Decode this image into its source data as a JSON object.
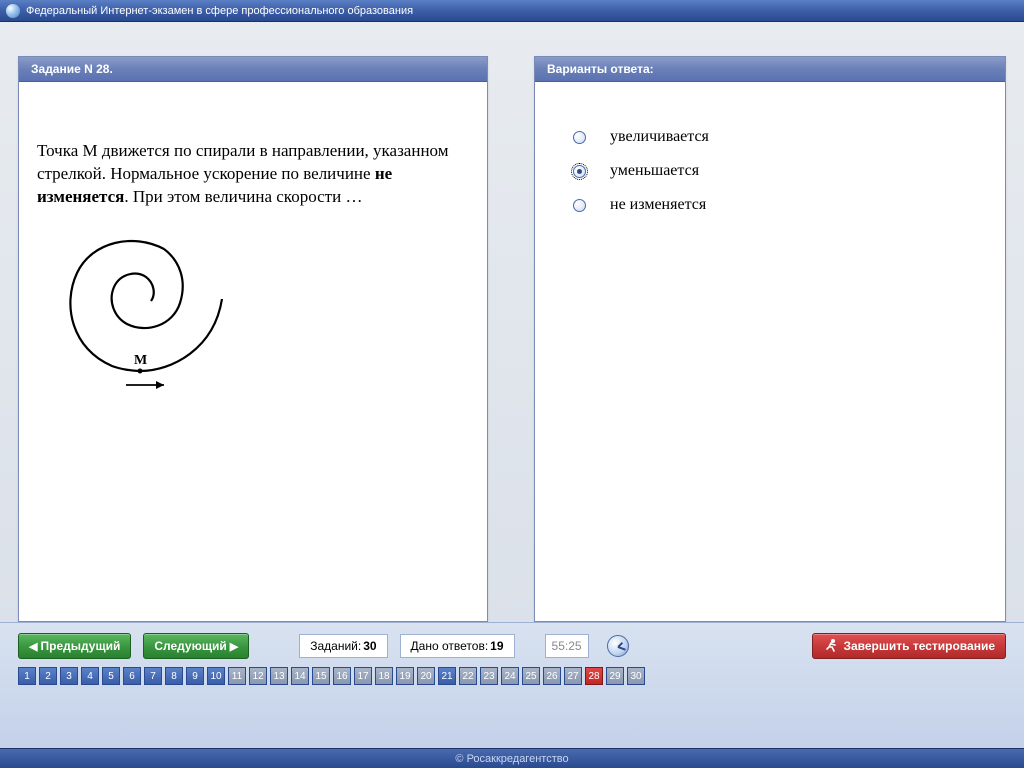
{
  "app_title": "Федеральный Интернет-экзамен в сфере профессионального образования",
  "question": {
    "header": "Задание N 28.",
    "text_before_bold": "Точка M движется по спирали в направлении, указанном стрелкой. Нормальное ускорение по величине ",
    "text_bold": "не изменяется",
    "text_after_bold": ". При этом величина скорости …",
    "point_label": "M"
  },
  "answers": {
    "header": "Варианты ответа:",
    "options": [
      {
        "label": "увеличивается",
        "selected": false
      },
      {
        "label": "уменьшается",
        "selected": true
      },
      {
        "label": "не изменяется",
        "selected": false
      }
    ]
  },
  "nav": {
    "prev": "Предыдущий",
    "next": "Следующий",
    "total_label": "Заданий:",
    "total_value": "30",
    "answered_label": "Дано ответов:",
    "answered_value": "19",
    "timer": "55:25",
    "finish": "Завершить тестирование"
  },
  "grid": {
    "count": 30,
    "gray": [
      11,
      12,
      13,
      14,
      15,
      16,
      17,
      18,
      19,
      20,
      22,
      23,
      24,
      25,
      26,
      27,
      29,
      30
    ],
    "red": [
      28
    ]
  },
  "footer": "© Росаккредагентство"
}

Goal of the exercise – The word "header" appears in how many lines of the data? Answer with only the number.

Exercise answer – 2